[Data entries]
○ ○ ○ ○ ○
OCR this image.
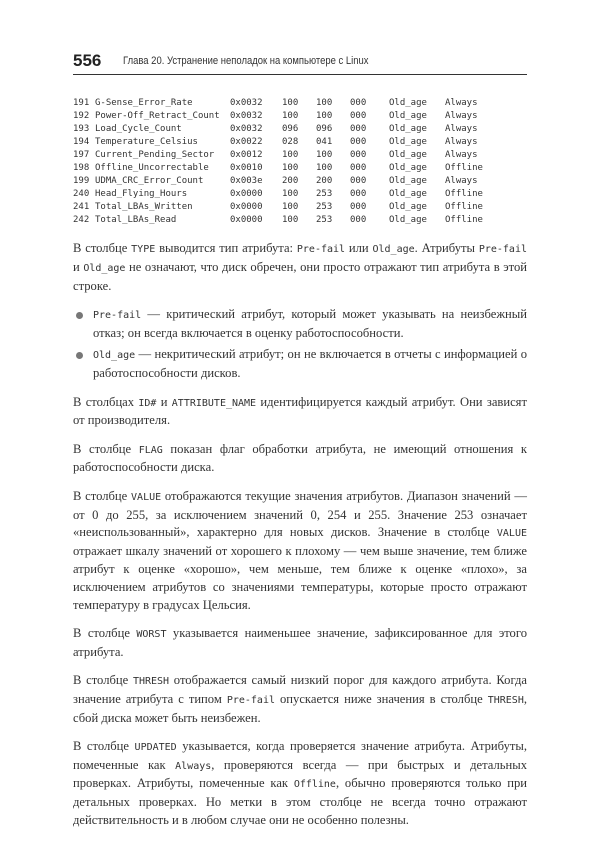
556 Глава 20. Устранение неполадок на компьютере с Linux
191 G-Sense_Error_Rate	0x0032 100 100 000	Old_age Always
192 Power-Off_Retract_Count 0x0032 100 100 000	Old_age Always
193 Load_Cycle_Count	0x0032 096 096 000	Old_age Always
194 Temperature_Celsius	0x0022 028 041 000	Old_age Always
197 Current_Pending_Sector 0x0012 100 100 000	Old_age Always
198 Offline_Uncorrectable 0x0010 100 100 000	Old_age Offline
199 UDMA_CRC_Error_Count	0x003e 200 200 000	Old_age Always
240 Head_Flying_Hours	0x0000 100 253 000	Old_age Offline
241 Total_LBAs_Written	0x0000 100 253 000	Old_age Offline
242 Total_LBAs_Read	0x0000 100 253 000	Old_age Offline

В столбце TYPE выводится тип атрибута: Pre-fail или Old_age. Атрибуты Pre-fail и Old_age не означают, что диск обречен, они просто отражают тип атрибута в этой строке.

Pre-fail — критический атрибут, который может указывать на неизбежный отказ; он всегда включается в оценку работоспособности.
Old_age — некритический атрибут; он не включается в отчеты с информацией о работоспособности дисков.

В столбцах ID# и ATTRIBUTE_NAME идентифицируется каждый атрибут. Они зависят от производителя.

В столбце FLAG показан флаг обработки атрибута, не имеющий отношения к работоспособности диска.

В столбце VALUE отображаются текущие значения атрибутов. Диапазон значений — от 0 до 255, за исключением значений 0, 254 и 255. Значение 253 означает «неиспользованный», характерно для новых дисков. Значение в столбце VALUE отражает шкалу значений от хорошего к плохому — чем выше значение, тем ближе атрибут к оценке «хорошо», чем меньше, тем ближе к оценке «плохо», за исключением атрибутов со значениями температуры, которые просто отражают температуру в градусах Цельсия.

В столбце WORST указывается наименьшее значение, зафиксированное для этого атрибута.

В столбце THRESH отображается самый низкий порог для каждого атрибута. Когда значение атрибута с типом Pre-fail опускается ниже значения в столбце THRESH, сбой диска может быть неизбежен.

В столбце UPDATED указывается, когда проверяется значение атрибута. Атрибуты, помеченные как Always, проверяются всегда — при быстрых и детальных проверках. Атрибуты, помеченные как Offline, обычно проверяются только при детальных проверках. Но метки в этом столбце не всегда точно отражают действительность и в любом случае они не особенно полезны.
○ ○ ○ ○ ○
→ PROBLEM DESCRIPTION:
Reproduce the entries exactly. Do not carry over any picture.

→ TASK SOLUTION:
OCR this image.
556 Глава 20. Устранение неполадок на компьютере с Linux
191 G-Sense_Error_Rate	0x0032 100 100 000	Old_age Always
192 Power-Off_Retract_Count 0x0032 100 100 000	Old_age Always
193 Load_Cycle_Count	0x0032 096 096 000	Old_age Always
194 Temperature_Celsius	0x0022 028 041 000	Old_age Always
197 Current_Pending_Sector 0x0012 100 100 000	Old_age Always
198 Offline_Uncorrectable 0x0010 100 100 000	Old_age Offline
199 UDMA_CRC_Error_Count	0x003e 200 200 000	Old_age Always
240 Head_Flying_Hours	0x0000 100 253 000	Old_age Offline
241 Total_LBAs_Written	0x0000 100 253 000	Old_age Offline
242 Total_LBAs_Read	0x0000 100 253 000	Old_age Offline

В столбце TYPE выводится тип атрибута: Pre-fail или Old_age. Атрибуты Pre-fail и Old_age не означают, что диск обречен, они просто отражают тип атрибута в этой строке.

Pre-fail — критический атрибут, который может указывать на неизбежный отказ; он всегда включается в оценку работоспособности.
Old_age — некритический атрибут; он не включается в отчеты с информацией о работоспособности дисков.

В столбцах ID# и ATTRIBUTE_NAME идентифицируется каждый атрибут. Они зависят от производителя.

В столбце FLAG показан флаг обработки атрибута, не имеющий отношения к работоспособности диска.

В столбце VALUE отображаются текущие значения атрибутов. Диапазон значений — от 0 до 255, за исключением значений 0, 254 и 255. Значение 253 означает «неиспользованный», характерно для новых дисков. Значение в столбце VALUE отражает шкалу значений от хорошего к плохому — чем выше значение, тем ближе атрибут к оценке «хорошо», чем меньше, тем ближе к оценке «плохо», за исключением атрибутов со значениями температуры, которые просто отражают температуру в градусах Цельсия.

В столбце WORST указывается наименьшее значение, зафиксированное для этого атрибута.

В столбце THRESH отображается самый низкий порог для каждого атрибута. Когда значение атрибута с типом Pre-fail опускается ниже значения в столбце THRESH, сбой диска может быть неизбежен.

В столбце UPDATED указывается, когда проверяется значение атрибута. Атрибуты, помеченные как Always, проверяются всегда — при быстрых и детальных проверках. Атрибуты, помеченные как Offline, обычно проверяются только при детальных проверках. Но метки в этом столбце не всегда точно отражают действительность и в любом случае они не особенно полезны.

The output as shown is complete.